→ TASK: Transcribe every entry word for word, leaving out all images.

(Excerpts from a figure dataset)
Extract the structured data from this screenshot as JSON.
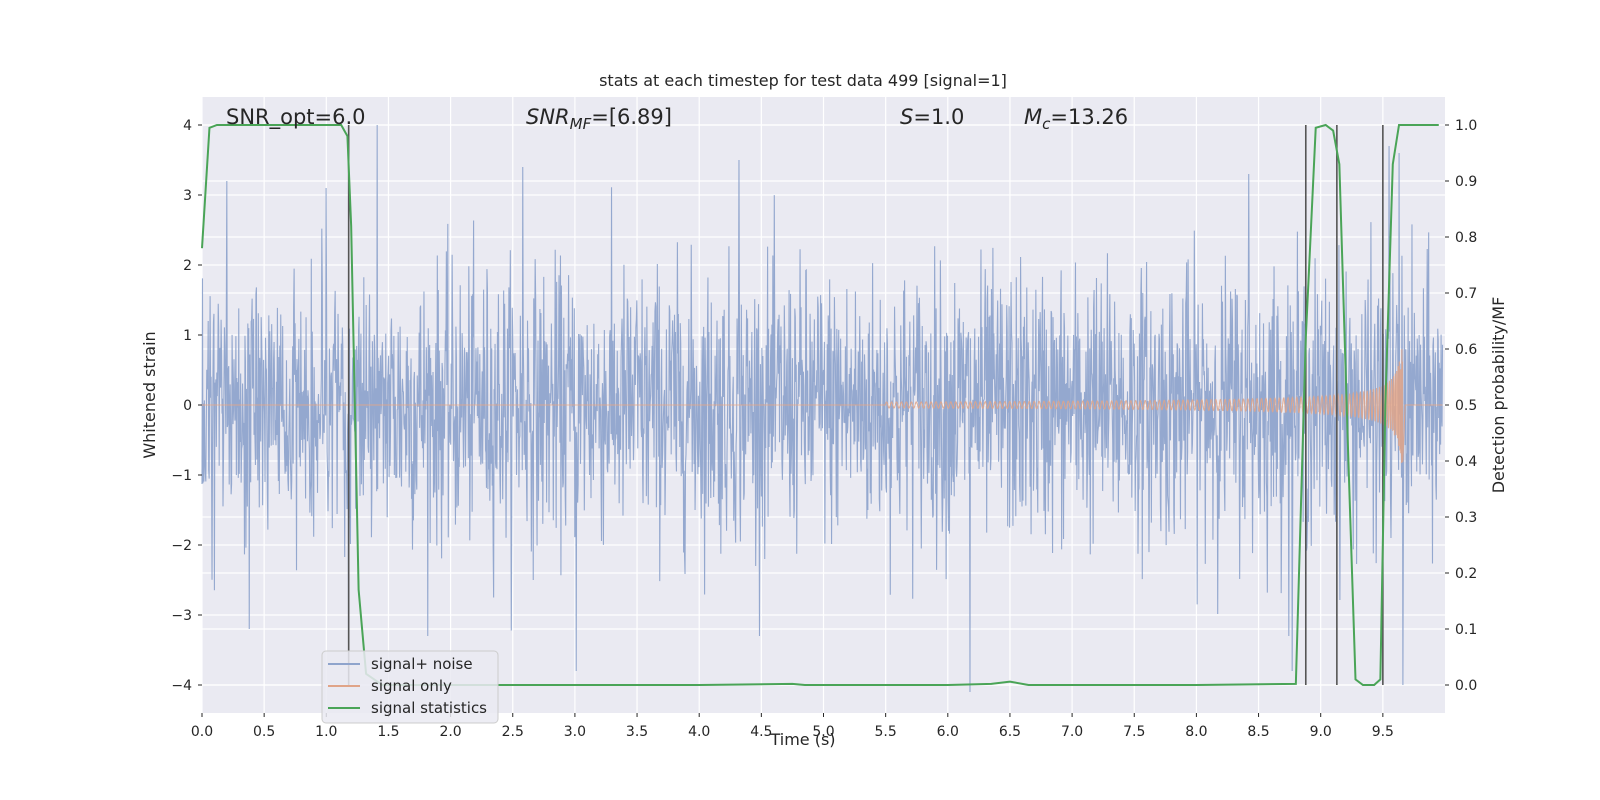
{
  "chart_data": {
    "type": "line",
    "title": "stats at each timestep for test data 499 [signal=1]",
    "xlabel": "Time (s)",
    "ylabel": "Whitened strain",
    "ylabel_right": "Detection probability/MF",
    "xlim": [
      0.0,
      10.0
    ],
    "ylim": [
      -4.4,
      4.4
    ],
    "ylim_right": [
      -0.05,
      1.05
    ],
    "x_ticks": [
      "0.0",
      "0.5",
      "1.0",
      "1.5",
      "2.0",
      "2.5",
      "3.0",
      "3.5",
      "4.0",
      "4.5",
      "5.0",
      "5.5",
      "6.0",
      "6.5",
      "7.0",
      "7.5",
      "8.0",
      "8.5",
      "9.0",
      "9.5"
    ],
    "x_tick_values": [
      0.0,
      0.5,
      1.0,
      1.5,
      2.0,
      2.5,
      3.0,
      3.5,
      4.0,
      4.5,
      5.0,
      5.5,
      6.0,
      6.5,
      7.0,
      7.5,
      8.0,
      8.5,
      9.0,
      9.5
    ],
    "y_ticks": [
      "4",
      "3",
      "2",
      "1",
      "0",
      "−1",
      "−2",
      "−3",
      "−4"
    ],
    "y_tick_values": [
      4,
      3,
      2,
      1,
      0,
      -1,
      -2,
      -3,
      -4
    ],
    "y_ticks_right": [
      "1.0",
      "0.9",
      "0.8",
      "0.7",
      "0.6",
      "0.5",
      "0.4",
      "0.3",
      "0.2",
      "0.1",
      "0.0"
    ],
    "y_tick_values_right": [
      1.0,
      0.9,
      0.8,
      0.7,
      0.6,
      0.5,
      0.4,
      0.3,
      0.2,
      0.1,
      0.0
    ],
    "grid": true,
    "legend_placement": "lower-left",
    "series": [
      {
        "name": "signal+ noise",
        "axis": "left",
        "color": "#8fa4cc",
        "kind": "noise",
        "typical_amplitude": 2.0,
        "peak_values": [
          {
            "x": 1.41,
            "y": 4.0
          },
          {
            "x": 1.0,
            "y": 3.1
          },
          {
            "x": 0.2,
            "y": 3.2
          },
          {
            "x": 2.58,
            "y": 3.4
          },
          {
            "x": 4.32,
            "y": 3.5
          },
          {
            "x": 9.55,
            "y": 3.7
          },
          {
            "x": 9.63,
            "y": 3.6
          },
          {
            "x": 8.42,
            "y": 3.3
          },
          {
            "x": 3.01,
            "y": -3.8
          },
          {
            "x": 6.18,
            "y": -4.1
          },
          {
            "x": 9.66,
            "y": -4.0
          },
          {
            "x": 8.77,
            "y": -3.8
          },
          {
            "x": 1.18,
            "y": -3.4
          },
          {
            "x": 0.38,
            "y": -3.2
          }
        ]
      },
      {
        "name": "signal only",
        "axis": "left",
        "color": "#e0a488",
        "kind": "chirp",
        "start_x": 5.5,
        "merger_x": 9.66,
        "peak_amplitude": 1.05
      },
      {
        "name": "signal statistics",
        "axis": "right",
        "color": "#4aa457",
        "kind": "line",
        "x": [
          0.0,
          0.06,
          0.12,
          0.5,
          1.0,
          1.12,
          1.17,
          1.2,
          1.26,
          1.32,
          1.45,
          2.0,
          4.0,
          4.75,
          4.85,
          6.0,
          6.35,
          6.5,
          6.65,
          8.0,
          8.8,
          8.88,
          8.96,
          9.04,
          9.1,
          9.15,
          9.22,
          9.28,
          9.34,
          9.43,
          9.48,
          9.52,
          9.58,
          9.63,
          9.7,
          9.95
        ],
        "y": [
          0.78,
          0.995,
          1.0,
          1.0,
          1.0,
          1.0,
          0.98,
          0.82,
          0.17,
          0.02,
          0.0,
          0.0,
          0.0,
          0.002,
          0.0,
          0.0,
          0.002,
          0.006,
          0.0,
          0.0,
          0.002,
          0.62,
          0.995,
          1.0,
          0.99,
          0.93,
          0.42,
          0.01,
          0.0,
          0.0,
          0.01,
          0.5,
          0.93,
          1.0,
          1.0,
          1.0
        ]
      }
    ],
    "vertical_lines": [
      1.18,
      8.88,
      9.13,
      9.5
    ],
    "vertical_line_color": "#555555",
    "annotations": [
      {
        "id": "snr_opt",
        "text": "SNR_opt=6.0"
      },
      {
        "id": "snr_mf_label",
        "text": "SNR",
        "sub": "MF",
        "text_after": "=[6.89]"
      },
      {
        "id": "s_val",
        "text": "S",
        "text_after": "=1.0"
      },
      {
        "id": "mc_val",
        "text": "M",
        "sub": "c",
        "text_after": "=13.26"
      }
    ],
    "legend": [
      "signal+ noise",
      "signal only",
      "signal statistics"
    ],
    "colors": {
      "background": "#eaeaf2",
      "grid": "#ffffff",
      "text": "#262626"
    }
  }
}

→ TASK OUTPUT:
Extract the structured data from this screenshot as JSON.
{
  "chart_data": {
    "type": "line",
    "title": "stats at each timestep for test data 499 [signal=1]",
    "xlabel": "Time (s)",
    "ylabel": "Whitened strain",
    "ylabel_right": "Detection probability/MF",
    "xlim": [
      0.0,
      10.0
    ],
    "ylim": [
      -4.4,
      4.4
    ],
    "ylim_right": [
      -0.05,
      1.05
    ],
    "x_ticks": [
      "0.0",
      "0.5",
      "1.0",
      "1.5",
      "2.0",
      "2.5",
      "3.0",
      "3.5",
      "4.0",
      "4.5",
      "5.0",
      "5.5",
      "6.0",
      "6.5",
      "7.0",
      "7.5",
      "8.0",
      "8.5",
      "9.0",
      "9.5"
    ],
    "x_tick_values": [
      0.0,
      0.5,
      1.0,
      1.5,
      2.0,
      2.5,
      3.0,
      3.5,
      4.0,
      4.5,
      5.0,
      5.5,
      6.0,
      6.5,
      7.0,
      7.5,
      8.0,
      8.5,
      9.0,
      9.5
    ],
    "y_ticks": [
      "4",
      "3",
      "2",
      "1",
      "0",
      "−1",
      "−2",
      "−3",
      "−4"
    ],
    "y_tick_values": [
      4,
      3,
      2,
      1,
      0,
      -1,
      -2,
      -3,
      -4
    ],
    "y_ticks_right": [
      "1.0",
      "0.9",
      "0.8",
      "0.7",
      "0.6",
      "0.5",
      "0.4",
      "0.3",
      "0.2",
      "0.1",
      "0.0"
    ],
    "y_tick_values_right": [
      1.0,
      0.9,
      0.8,
      0.7,
      0.6,
      0.5,
      0.4,
      0.3,
      0.2,
      0.1,
      0.0
    ],
    "grid": true,
    "legend_placement": "lower-left",
    "series": [
      {
        "name": "signal+ noise",
        "axis": "left",
        "color": "#8fa4cc",
        "kind": "noise",
        "typical_amplitude": 2.0,
        "peak_values": [
          {
            "x": 1.41,
            "y": 4.0
          },
          {
            "x": 1.0,
            "y": 3.1
          },
          {
            "x": 0.2,
            "y": 3.2
          },
          {
            "x": 2.58,
            "y": 3.4
          },
          {
            "x": 4.32,
            "y": 3.5
          },
          {
            "x": 9.55,
            "y": 3.7
          },
          {
            "x": 9.63,
            "y": 3.6
          },
          {
            "x": 8.42,
            "y": 3.3
          },
          {
            "x": 3.01,
            "y": -3.8
          },
          {
            "x": 6.18,
            "y": -4.1
          },
          {
            "x": 9.66,
            "y": -4.0
          },
          {
            "x": 8.77,
            "y": -3.8
          },
          {
            "x": 1.18,
            "y": -3.4
          },
          {
            "x": 0.38,
            "y": -3.2
          }
        ]
      },
      {
        "name": "signal only",
        "axis": "left",
        "color": "#e0a488",
        "kind": "chirp",
        "start_x": 5.5,
        "merger_x": 9.66,
        "peak_amplitude": 1.05
      },
      {
        "name": "signal statistics",
        "axis": "right",
        "color": "#4aa457",
        "kind": "line",
        "x": [
          0.0,
          0.06,
          0.12,
          0.5,
          1.0,
          1.12,
          1.17,
          1.2,
          1.26,
          1.32,
          1.45,
          2.0,
          4.0,
          4.75,
          4.85,
          6.0,
          6.35,
          6.5,
          6.65,
          8.0,
          8.8,
          8.88,
          8.96,
          9.04,
          9.1,
          9.15,
          9.22,
          9.28,
          9.34,
          9.43,
          9.48,
          9.52,
          9.58,
          9.63,
          9.7,
          9.95
        ],
        "y": [
          0.78,
          0.995,
          1.0,
          1.0,
          1.0,
          1.0,
          0.98,
          0.82,
          0.17,
          0.02,
          0.0,
          0.0,
          0.0,
          0.002,
          0.0,
          0.0,
          0.002,
          0.006,
          0.0,
          0.0,
          0.002,
          0.62,
          0.995,
          1.0,
          0.99,
          0.93,
          0.42,
          0.01,
          0.0,
          0.0,
          0.01,
          0.5,
          0.93,
          1.0,
          1.0,
          1.0
        ]
      }
    ],
    "vertical_lines": [
      1.18,
      8.88,
      9.13,
      9.5
    ],
    "vertical_line_color": "#555555",
    "annotations": [
      {
        "id": "snr_opt",
        "text": "SNR_opt=6.0"
      },
      {
        "id": "snr_mf_label",
        "text": "SNR",
        "sub": "MF",
        "text_after": "=[6.89]"
      },
      {
        "id": "s_val",
        "text": "S",
        "text_after": "=1.0"
      },
      {
        "id": "mc_val",
        "text": "M",
        "sub": "c",
        "text_after": "=13.26"
      }
    ],
    "legend": [
      "signal+ noise",
      "signal only",
      "signal statistics"
    ],
    "colors": {
      "background": "#eaeaf2",
      "grid": "#ffffff",
      "text": "#262626"
    }
  }
}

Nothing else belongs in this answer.